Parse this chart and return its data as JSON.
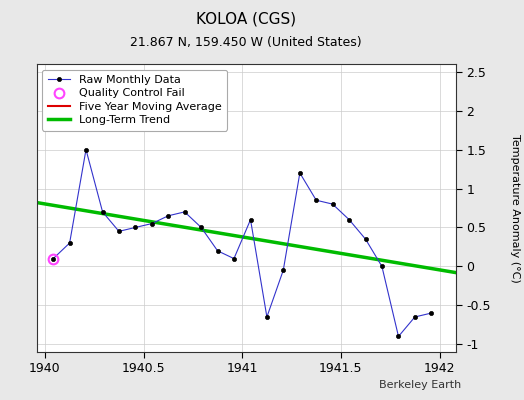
{
  "title": "KOLOA (CGS)",
  "subtitle": "21.867 N, 159.450 W (United States)",
  "credit": "Berkeley Earth",
  "ylabel": "Temperature Anomaly (°C)",
  "xlim": [
    1939.958,
    1942.083
  ],
  "ylim": [
    -1.1,
    2.6
  ],
  "xticks": [
    1940,
    1940.5,
    1941,
    1941.5,
    1942
  ],
  "yticks": [
    -1,
    -0.5,
    0,
    0.5,
    1,
    1.5,
    2,
    2.5
  ],
  "background_color": "#e8e8e8",
  "plot_background": "#ffffff",
  "raw_x": [
    1940.042,
    1940.125,
    1940.208,
    1940.292,
    1940.375,
    1940.458,
    1940.542,
    1940.625,
    1940.708,
    1940.792,
    1940.875,
    1940.958,
    1941.042,
    1941.125,
    1941.208,
    1941.292,
    1941.375,
    1941.458,
    1941.542,
    1941.625,
    1941.708,
    1941.792,
    1941.875,
    1941.958
  ],
  "raw_y": [
    0.1,
    0.3,
    1.5,
    0.7,
    0.45,
    0.5,
    0.55,
    0.65,
    0.7,
    0.5,
    0.2,
    0.1,
    0.6,
    -0.65,
    -0.05,
    1.2,
    0.85,
    0.8,
    0.6,
    0.35,
    0.0,
    -0.9,
    -0.65,
    -0.6
  ],
  "qc_fail_x": [
    1940.042
  ],
  "qc_fail_y": [
    0.1
  ],
  "trend_x": [
    1939.958,
    1942.083
  ],
  "trend_y": [
    0.82,
    -0.08
  ],
  "raw_line_color": "#3333cc",
  "raw_marker_color": "#000000",
  "qc_color": "#ff44ff",
  "trend_color": "#00bb00",
  "moving_avg_color": "#dd0000",
  "grid_color": "#cccccc",
  "title_fontsize": 11,
  "subtitle_fontsize": 9,
  "axis_fontsize": 8,
  "tick_fontsize": 9,
  "legend_fontsize": 8,
  "credit_fontsize": 8
}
⁂
DIRECTION:
Reproduce all entries without any change, and omit the pictures.

THE OUTPUT:
Parse this chart and return its data as JSON.
{
  "title": "KOLOA (CGS)",
  "subtitle": "21.867 N, 159.450 W (United States)",
  "credit": "Berkeley Earth",
  "ylabel": "Temperature Anomaly (°C)",
  "xlim": [
    1939.958,
    1942.083
  ],
  "ylim": [
    -1.1,
    2.6
  ],
  "xticks": [
    1940,
    1940.5,
    1941,
    1941.5,
    1942
  ],
  "yticks": [
    -1,
    -0.5,
    0,
    0.5,
    1,
    1.5,
    2,
    2.5
  ],
  "background_color": "#e8e8e8",
  "plot_background": "#ffffff",
  "raw_x": [
    1940.042,
    1940.125,
    1940.208,
    1940.292,
    1940.375,
    1940.458,
    1940.542,
    1940.625,
    1940.708,
    1940.792,
    1940.875,
    1940.958,
    1941.042,
    1941.125,
    1941.208,
    1941.292,
    1941.375,
    1941.458,
    1941.542,
    1941.625,
    1941.708,
    1941.792,
    1941.875,
    1941.958
  ],
  "raw_y": [
    0.1,
    0.3,
    1.5,
    0.7,
    0.45,
    0.5,
    0.55,
    0.65,
    0.7,
    0.5,
    0.2,
    0.1,
    0.6,
    -0.65,
    -0.05,
    1.2,
    0.85,
    0.8,
    0.6,
    0.35,
    0.0,
    -0.9,
    -0.65,
    -0.6
  ],
  "qc_fail_x": [
    1940.042
  ],
  "qc_fail_y": [
    0.1
  ],
  "trend_x": [
    1939.958,
    1942.083
  ],
  "trend_y": [
    0.82,
    -0.08
  ],
  "raw_line_color": "#3333cc",
  "raw_marker_color": "#000000",
  "qc_color": "#ff44ff",
  "trend_color": "#00bb00",
  "moving_avg_color": "#dd0000",
  "grid_color": "#cccccc",
  "title_fontsize": 11,
  "subtitle_fontsize": 9,
  "axis_fontsize": 8,
  "tick_fontsize": 9,
  "legend_fontsize": 8,
  "credit_fontsize": 8
}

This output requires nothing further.